— START Given data —

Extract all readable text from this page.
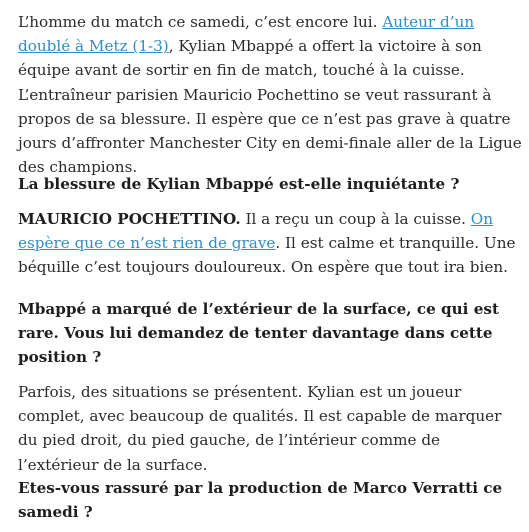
L’homme du match ce samedi, c’est encore lui. Auteur d’un doublé à Metz (1-3), Kylian Mbappé a offert la victoire à son équipe avant de sortir en fin de match, touché à la cuisse. L’entraîneur parisien Mauricio Pochettino se veut rassurant à propos de sa blessure. Il espère que ce n’est pas grave à quatre jours d’affronter Manchester City en demi-finale aller de la Ligue des champions.

La blessure de Kylian Mbappé est-elle inquiétante ?

MAURICIO POCHETTINO. Il a reçu un coup à la cuisse. On espère que ce n’est rien de grave. Il est calme et tranquille. Une béquille c’est toujours douloureux. On espère que tout ira bien.

Mbappé a marqué de l’extérieur de la surface, ce qui est rare. Vous lui demandez de tenter davantage dans cette position ?

Parfois, des situations se présentent. Kylian est un joueur complet, avec beaucoup de qualités. Il est capable de marquer du pied droit, du pied gauche, de l’intérieur comme de l’extérieur de la surface.

Etes-vous rassuré par la production de Marco Verratti ce samedi ?
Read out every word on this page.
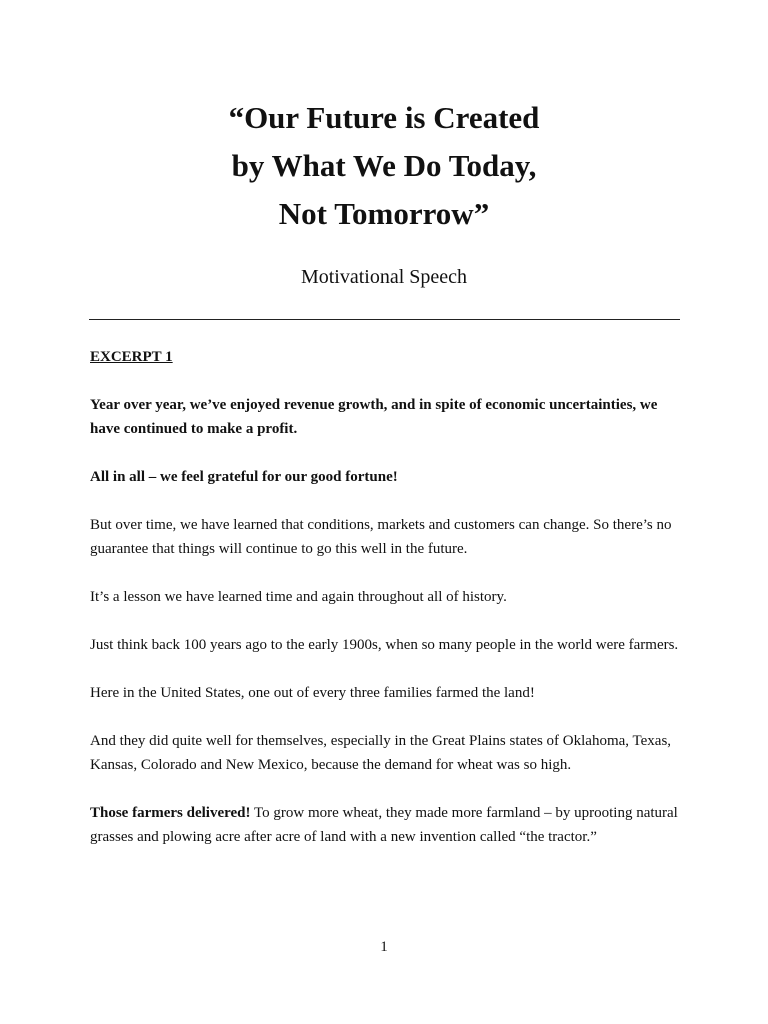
“Our Future is Created
by What We Do Today,
Not Tomorrow”
Motivational Speech

EXCERPT 1

Year over year, we’ve enjoyed revenue growth, and in spite of economic uncertainties, we have continued to make a profit.

All in all – we feel grateful for our good fortune!

But over time, we have learned that conditions, markets and customers can change. So there’s no guarantee that things will continue to go this well in the future.

It’s a lesson we have learned time and again throughout all of history.

Just think back 100 years ago to the early 1900s, when so many people in the world were farmers.

Here in the United States, one out of every three families farmed the land!

And they did quite well for themselves, especially in the Great Plains states of Oklahoma, Texas, Kansas, Colorado and New Mexico, because the demand for wheat was so high.

Those farmers delivered! To grow more wheat, they made more farmland – by uprooting natural grasses and plowing acre after acre of land with a new invention called “the tractor.”

1
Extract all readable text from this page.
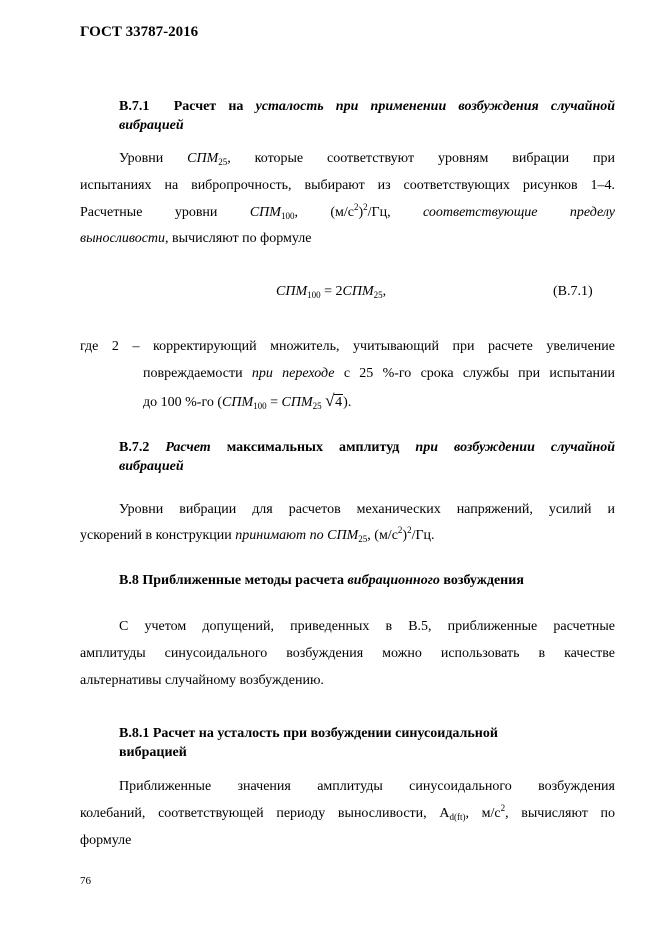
ГОСТ 33787-2016
B.7.1 Расчет на усталость при применении возбуждения случайной
вибрацией
Уровни $СПМ_{25}$, которые соответствуют уровням вибрации при
испытаниях на вибропрочность, выбирают из соответствующих рисунков 1–4.
Расчетные уровни $СПМ_{100}$, $(м/с^2)^2/Гц$, соответствующие пределу
выносливости, вычисляют по формуле
$СПМ_{100} = 2СПМ_{25}$,	(B.7.1)
где 2 – корректирующий множитель, учитывающий при расчете увеличение
повреждаемости при переходе с 25 %-го срока службы при испытании
до 100 %-го ($СПМ_{100} = СПМ_{25}$ √ 4).
B.7.2 Расчет максимальных амплитуд при возбуждении случайной
вибрацией
Уровни вибрации для расчетов механических напряжений, усилий и
ускорений в конструкции принимают по $СПМ_{25}$, $(м/с^2)^2/Гц$.
B.8 Приближенные методы расчета вибрационного возбуждения
С учетом допущений, приведенных в B.5, приближенные расчетные
амплитуды синусоидального возбуждения можно использовать в качестве
альтернативы случайному возбуждению.
B.8.1 Расчет на усталость при возбуждении синусоидальной
вибрацией
Приближенные значения амплитуды синусоидального возбуждения
колебаний, соответствующей периоду выносливости, $A_{d(ft)}$, $м/с^2$, вычисляют по
формуле
76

— END Given data —

● **Objective**: The records above should be reproduced exactly, with no pictures included.

● **Written response**:
Extract all readable text from this page.
L’homme du match ce samedi, c’est encore lui. Auteur d’un doublé à Metz (1-3), Kylian Mbappé a offert la victoire à son équipe avant de sortir en fin de match, touché à la cuisse. L’entraîneur parisien Mauricio Pochettino se veut rassurant à propos de sa blessure. Il espère que ce n’est pas grave à quatre jours d’affronter Manchester City en demi-finale aller de la Ligue des champions.

La blessure de Kylian Mbappé est-elle inquiétante ?

MAURICIO POCHETTINO. Il a reçu un coup à la cuisse. On espère que ce n’est rien de grave. Il est calme et tranquille. Une béquille c’est toujours douloureux. On espère que tout ira bien.

Mbappé a marqué de l’extérieur de la surface, ce qui est rare. Vous lui demandez de tenter davantage dans cette position ?

Parfois, des situations se présentent. Kylian est un joueur complet, avec beaucoup de qualités. Il est capable de marquer du pied droit, du pied gauche, de l’intérieur comme de l’extérieur de la surface.

Etes-vous rassuré par la production de Marco Verratti ce samedi ?
Read out every word on this page.
“Our Future is Created
by What We Do Today,
Not Tomorrow”
Motivational Speech

EXCERPT 1

Year over year, we’ve enjoyed revenue growth, and in spite of economic uncertainties, we have continued to make a profit.

All in all – we feel grateful for our good fortune!

But over time, we have learned that conditions, markets and customers can change. So there’s no guarantee that things will continue to go this well in the future.

It’s a lesson we have learned time and again throughout all of history.

Just think back 100 years ago to the early 1900s, when so many people in the world were farmers.

Here in the United States, one out of every three families farmed the land!

And they did quite well for themselves, especially in the Great Plains states of Oklahoma, Texas, Kansas, Colorado and New Mexico, because the demand for wheat was so high.

Those farmers delivered! To grow more wheat, they made more farmland – by uprooting natural grasses and plowing acre after acre of land with a new invention called “the tractor.”

1
Extract all readable text from this page.
ГОСТ 33787-2016
B.7.1 Расчет на усталость при применении возбуждения случайной
вибрацией
Уровни $СПМ_{25}$, которые соответствуют уровням вибрации при
испытаниях на вибропрочность, выбирают из соответствующих рисунков 1–4.
Расчетные уровни $СПМ_{100}$, $(м/с^2)^2/Гц$, соответствующие пределу
выносливости, вычисляют по формуле
$СПМ_{100} = 2СПМ_{25}$,	(B.7.1)
где 2 – корректирующий множитель, учитывающий при расчете увеличение
повреждаемости при переходе с 25 %-го срока службы при испытании
до 100 %-го ($СПМ_{100} = СПМ_{25}$ √ 4).
B.7.2 Расчет максимальных амплитуд при возбуждении случайной
вибрацией
Уровни вибрации для расчетов механических напряжений, усилий и
ускорений в конструкции принимают по $СПМ_{25}$, $(м/с^2)^2/Гц$.
B.8 Приближенные методы расчета вибрационного возбуждения
С учетом допущений, приведенных в B.5, приближенные расчетные
амплитуды синусоидального возбуждения можно использовать в качестве
альтернативы случайному возбуждению.
B.8.1 Расчет на усталость при возбуждении синусоидальной
вибрацией
Приближенные значения амплитуды синусоидального возбуждения
колебаний, соответствующей периоду выносливости, $A_{d(ft)}$, $м/с^2$, вычисляют по
формуле
76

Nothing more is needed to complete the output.